-------- Input rows --------
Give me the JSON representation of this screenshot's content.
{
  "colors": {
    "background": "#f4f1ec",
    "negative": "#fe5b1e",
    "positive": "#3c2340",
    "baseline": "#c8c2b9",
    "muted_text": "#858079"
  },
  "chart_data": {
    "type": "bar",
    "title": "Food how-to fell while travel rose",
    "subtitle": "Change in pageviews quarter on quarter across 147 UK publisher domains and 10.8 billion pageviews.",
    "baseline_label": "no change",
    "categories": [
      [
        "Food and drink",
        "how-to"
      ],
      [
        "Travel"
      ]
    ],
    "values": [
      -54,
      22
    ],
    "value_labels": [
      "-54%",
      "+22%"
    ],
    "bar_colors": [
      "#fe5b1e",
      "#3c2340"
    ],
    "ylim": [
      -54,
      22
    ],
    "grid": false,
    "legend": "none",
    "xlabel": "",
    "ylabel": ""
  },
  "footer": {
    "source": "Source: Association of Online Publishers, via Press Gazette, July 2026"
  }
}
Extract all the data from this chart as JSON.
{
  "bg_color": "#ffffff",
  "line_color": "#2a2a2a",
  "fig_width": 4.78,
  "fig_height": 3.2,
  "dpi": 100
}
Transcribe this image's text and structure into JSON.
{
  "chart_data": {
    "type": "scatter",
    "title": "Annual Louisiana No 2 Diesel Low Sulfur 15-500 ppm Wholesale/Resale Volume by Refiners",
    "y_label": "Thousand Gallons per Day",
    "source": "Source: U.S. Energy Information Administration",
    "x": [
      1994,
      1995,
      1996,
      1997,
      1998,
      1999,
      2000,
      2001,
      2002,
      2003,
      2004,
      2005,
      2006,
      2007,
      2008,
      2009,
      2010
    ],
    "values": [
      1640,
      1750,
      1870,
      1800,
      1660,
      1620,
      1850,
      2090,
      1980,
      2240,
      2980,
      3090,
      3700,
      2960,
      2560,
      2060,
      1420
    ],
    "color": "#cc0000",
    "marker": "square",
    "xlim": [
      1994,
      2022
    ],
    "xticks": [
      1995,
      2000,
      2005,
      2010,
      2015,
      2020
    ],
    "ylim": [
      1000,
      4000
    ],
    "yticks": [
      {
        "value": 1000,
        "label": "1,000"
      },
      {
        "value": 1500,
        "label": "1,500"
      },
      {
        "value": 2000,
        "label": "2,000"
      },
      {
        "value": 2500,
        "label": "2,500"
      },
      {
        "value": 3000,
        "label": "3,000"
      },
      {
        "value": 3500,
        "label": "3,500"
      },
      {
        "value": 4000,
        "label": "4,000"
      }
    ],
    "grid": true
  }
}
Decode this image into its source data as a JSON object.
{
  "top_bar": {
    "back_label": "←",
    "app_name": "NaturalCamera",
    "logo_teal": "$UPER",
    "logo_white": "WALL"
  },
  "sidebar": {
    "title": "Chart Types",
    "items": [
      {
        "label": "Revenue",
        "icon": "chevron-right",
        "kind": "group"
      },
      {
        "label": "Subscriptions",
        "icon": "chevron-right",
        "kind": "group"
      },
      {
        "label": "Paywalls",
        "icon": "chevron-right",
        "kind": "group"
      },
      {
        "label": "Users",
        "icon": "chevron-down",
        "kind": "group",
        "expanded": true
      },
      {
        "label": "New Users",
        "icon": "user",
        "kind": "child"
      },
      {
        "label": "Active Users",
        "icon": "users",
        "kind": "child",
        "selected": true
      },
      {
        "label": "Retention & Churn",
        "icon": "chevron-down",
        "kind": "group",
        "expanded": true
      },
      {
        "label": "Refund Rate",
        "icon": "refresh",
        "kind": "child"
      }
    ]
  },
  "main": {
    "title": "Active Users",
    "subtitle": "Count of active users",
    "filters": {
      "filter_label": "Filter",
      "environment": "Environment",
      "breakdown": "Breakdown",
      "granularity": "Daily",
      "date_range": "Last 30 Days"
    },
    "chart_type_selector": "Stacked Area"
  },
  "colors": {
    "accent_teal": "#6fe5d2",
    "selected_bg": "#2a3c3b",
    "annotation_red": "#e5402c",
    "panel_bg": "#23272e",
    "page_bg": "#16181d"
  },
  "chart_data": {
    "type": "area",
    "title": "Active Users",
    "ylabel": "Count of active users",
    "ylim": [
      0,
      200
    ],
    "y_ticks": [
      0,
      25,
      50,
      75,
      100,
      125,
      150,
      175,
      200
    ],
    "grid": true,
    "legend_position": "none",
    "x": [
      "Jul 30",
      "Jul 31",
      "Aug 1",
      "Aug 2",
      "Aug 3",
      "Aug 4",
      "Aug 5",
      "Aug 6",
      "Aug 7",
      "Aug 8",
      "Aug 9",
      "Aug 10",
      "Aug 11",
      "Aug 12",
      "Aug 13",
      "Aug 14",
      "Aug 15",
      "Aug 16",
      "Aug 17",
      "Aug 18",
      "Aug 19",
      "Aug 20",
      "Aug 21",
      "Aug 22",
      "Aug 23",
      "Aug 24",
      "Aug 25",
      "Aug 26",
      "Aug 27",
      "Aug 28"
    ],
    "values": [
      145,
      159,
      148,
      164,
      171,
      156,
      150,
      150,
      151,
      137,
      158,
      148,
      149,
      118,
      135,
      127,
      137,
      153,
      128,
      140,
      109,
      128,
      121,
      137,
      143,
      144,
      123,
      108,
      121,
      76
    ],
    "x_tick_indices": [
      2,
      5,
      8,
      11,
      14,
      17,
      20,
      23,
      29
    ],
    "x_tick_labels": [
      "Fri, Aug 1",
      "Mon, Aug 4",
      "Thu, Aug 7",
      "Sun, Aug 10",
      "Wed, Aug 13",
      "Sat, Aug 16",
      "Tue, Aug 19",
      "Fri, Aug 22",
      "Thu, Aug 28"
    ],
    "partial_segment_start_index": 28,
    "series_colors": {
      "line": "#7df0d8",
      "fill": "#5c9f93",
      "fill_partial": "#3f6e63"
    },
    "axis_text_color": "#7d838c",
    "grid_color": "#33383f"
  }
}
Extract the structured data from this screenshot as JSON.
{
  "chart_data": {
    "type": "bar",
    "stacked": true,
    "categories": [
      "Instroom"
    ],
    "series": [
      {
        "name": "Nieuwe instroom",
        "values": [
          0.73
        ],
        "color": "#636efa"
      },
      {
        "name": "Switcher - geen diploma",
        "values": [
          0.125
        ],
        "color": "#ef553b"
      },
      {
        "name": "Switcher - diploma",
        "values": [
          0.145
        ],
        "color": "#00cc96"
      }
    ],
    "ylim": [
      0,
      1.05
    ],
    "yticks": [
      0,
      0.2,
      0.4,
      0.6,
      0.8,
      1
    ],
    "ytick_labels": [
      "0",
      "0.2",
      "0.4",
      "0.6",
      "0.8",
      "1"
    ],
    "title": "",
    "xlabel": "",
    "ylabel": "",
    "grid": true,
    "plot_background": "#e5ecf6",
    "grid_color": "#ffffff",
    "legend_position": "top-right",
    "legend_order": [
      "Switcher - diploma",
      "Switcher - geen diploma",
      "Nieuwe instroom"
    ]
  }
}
--------
» To do
Quote each line of the data above exactly as written.

» The solution
Give me the JSON representation of this screenshot's content.
{
  "colors": {
    "background": "#f4f1ec",
    "negative": "#fe5b1e",
    "positive": "#3c2340",
    "baseline": "#c8c2b9",
    "muted_text": "#858079"
  },
  "chart_data": {
    "type": "bar",
    "title": "Food how-to fell while travel rose",
    "subtitle": "Change in pageviews quarter on quarter across 147 UK publisher domains and 10.8 billion pageviews.",
    "baseline_label": "no change",
    "categories": [
      [
        "Food and drink",
        "how-to"
      ],
      [
        "Travel"
      ]
    ],
    "values": [
      -54,
      22
    ],
    "value_labels": [
      "-54%",
      "+22%"
    ],
    "bar_colors": [
      "#fe5b1e",
      "#3c2340"
    ],
    "ylim": [
      -54,
      22
    ],
    "grid": false,
    "legend": "none",
    "xlabel": "",
    "ylabel": ""
  },
  "footer": {
    "source": "Source: Association of Online Publishers, via Press Gazette, July 2026"
  }
}
Extract all the data from this chart as JSON.
{
  "bg_color": "#ffffff",
  "line_color": "#2a2a2a",
  "fig_width": 4.78,
  "fig_height": 3.2,
  "dpi": 100
}
Transcribe this image's text and structure into JSON.
{
  "chart_data": {
    "type": "scatter",
    "title": "Annual Louisiana No 2 Diesel Low Sulfur 15-500 ppm Wholesale/Resale Volume by Refiners",
    "y_label": "Thousand Gallons per Day",
    "source": "Source: U.S. Energy Information Administration",
    "x": [
      1994,
      1995,
      1996,
      1997,
      1998,
      1999,
      2000,
      2001,
      2002,
      2003,
      2004,
      2005,
      2006,
      2007,
      2008,
      2009,
      2010
    ],
    "values": [
      1640,
      1750,
      1870,
      1800,
      1660,
      1620,
      1850,
      2090,
      1980,
      2240,
      2980,
      3090,
      3700,
      2960,
      2560,
      2060,
      1420
    ],
    "color": "#cc0000",
    "marker": "square",
    "xlim": [
      1994,
      2022
    ],
    "xticks": [
      1995,
      2000,
      2005,
      2010,
      2015,
      2020
    ],
    "ylim": [
      1000,
      4000
    ],
    "yticks": [
      {
        "value": 1000,
        "label": "1,000"
      },
      {
        "value": 1500,
        "label": "1,500"
      },
      {
        "value": 2000,
        "label": "2,000"
      },
      {
        "value": 2500,
        "label": "2,500"
      },
      {
        "value": 3000,
        "label": "3,000"
      },
      {
        "value": 3500,
        "label": "3,500"
      },
      {
        "value": 4000,
        "label": "4,000"
      }
    ],
    "grid": true
  }
}
Decode this image into its source data as a JSON object.
{
  "top_bar": {
    "back_label": "←",
    "app_name": "NaturalCamera",
    "logo_teal": "$UPER",
    "logo_white": "WALL"
  },
  "sidebar": {
    "title": "Chart Types",
    "items": [
      {
        "label": "Revenue",
        "icon": "chevron-right",
        "kind": "group"
      },
      {
        "label": "Subscriptions",
        "icon": "chevron-right",
        "kind": "group"
      },
      {
        "label": "Paywalls",
        "icon": "chevron-right",
        "kind": "group"
      },
      {
        "label": "Users",
        "icon": "chevron-down",
        "kind": "group",
        "expanded": true
      },
      {
        "label": "New Users",
        "icon": "user",
        "kind": "child"
      },
      {
        "label": "Active Users",
        "icon": "users",
        "kind": "child",
        "selected": true
      },
      {
        "label": "Retention & Churn",
        "icon": "chevron-down",
        "kind": "group",
        "expanded": true
      },
      {
        "label": "Refund Rate",
        "icon": "refresh",
        "kind": "child"
      }
    ]
  },
  "main": {
    "title": "Active Users",
    "subtitle": "Count of active users",
    "filters": {
      "filter_label": "Filter",
      "environment": "Environment",
      "breakdown": "Breakdown",
      "granularity": "Daily",
      "date_range": "Last 30 Days"
    },
    "chart_type_selector": "Stacked Area"
  },
  "colors": {
    "accent_teal": "#6fe5d2",
    "selected_bg": "#2a3c3b",
    "annotation_red": "#e5402c",
    "panel_bg": "#23272e",
    "page_bg": "#16181d"
  },
  "chart_data": {
    "type": "area",
    "title": "Active Users",
    "ylabel": "Count of active users",
    "ylim": [
      0,
      200
    ],
    "y_ticks": [
      0,
      25,
      50,
      75,
      100,
      125,
      150,
      175,
      200
    ],
    "grid": true,
    "legend_position": "none",
    "x": [
      "Jul 30",
      "Jul 31",
      "Aug 1",
      "Aug 2",
      "Aug 3",
      "Aug 4",
      "Aug 5",
      "Aug 6",
      "Aug 7",
      "Aug 8",
      "Aug 9",
      "Aug 10",
      "Aug 11",
      "Aug 12",
      "Aug 13",
      "Aug 14",
      "Aug 15",
      "Aug 16",
      "Aug 17",
      "Aug 18",
      "Aug 19",
      "Aug 20",
      "Aug 21",
      "Aug 22",
      "Aug 23",
      "Aug 24",
      "Aug 25",
      "Aug 26",
      "Aug 27",
      "Aug 28"
    ],
    "values": [
      145,
      159,
      148,
      164,
      171,
      156,
      150,
      150,
      151,
      137,
      158,
      148,
      149,
      118,
      135,
      127,
      137,
      153,
      128,
      140,
      109,
      128,
      121,
      137,
      143,
      144,
      123,
      108,
      121,
      76
    ],
    "x_tick_indices": [
      2,
      5,
      8,
      11,
      14,
      17,
      20,
      23,
      29
    ],
    "x_tick_labels": [
      "Fri, Aug 1",
      "Mon, Aug 4",
      "Thu, Aug 7",
      "Sun, Aug 10",
      "Wed, Aug 13",
      "Sat, Aug 16",
      "Tue, Aug 19",
      "Fri, Aug 22",
      "Thu, Aug 28"
    ],
    "partial_segment_start_index": 28,
    "series_colors": {
      "line": "#7df0d8",
      "fill": "#5c9f93",
      "fill_partial": "#3f6e63"
    },
    "axis_text_color": "#7d838c",
    "grid_color": "#33383f"
  }
}
Extract the structured data from this screenshot as JSON.
{
  "chart_data": {
    "type": "bar",
    "stacked": true,
    "categories": [
      "Instroom"
    ],
    "series": [
      {
        "name": "Nieuwe instroom",
        "values": [
          0.73
        ],
        "color": "#636efa"
      },
      {
        "name": "Switcher - geen diploma",
        "values": [
          0.125
        ],
        "color": "#ef553b"
      },
      {
        "name": "Switcher - diploma",
        "values": [
          0.145
        ],
        "color": "#00cc96"
      }
    ],
    "ylim": [
      0,
      1.05
    ],
    "yticks": [
      0,
      0.2,
      0.4,
      0.6,
      0.8,
      1
    ],
    "ytick_labels": [
      "0",
      "0.2",
      "0.4",
      "0.6",
      "0.8",
      "1"
    ],
    "title": "",
    "xlabel": "",
    "ylabel": "",
    "grid": true,
    "plot_background": "#e5ecf6",
    "grid_color": "#ffffff",
    "legend_position": "top-right",
    "legend_order": [
      "Switcher - diploma",
      "Switcher - geen diploma",
      "Nieuwe instroom"
    ]
  }
}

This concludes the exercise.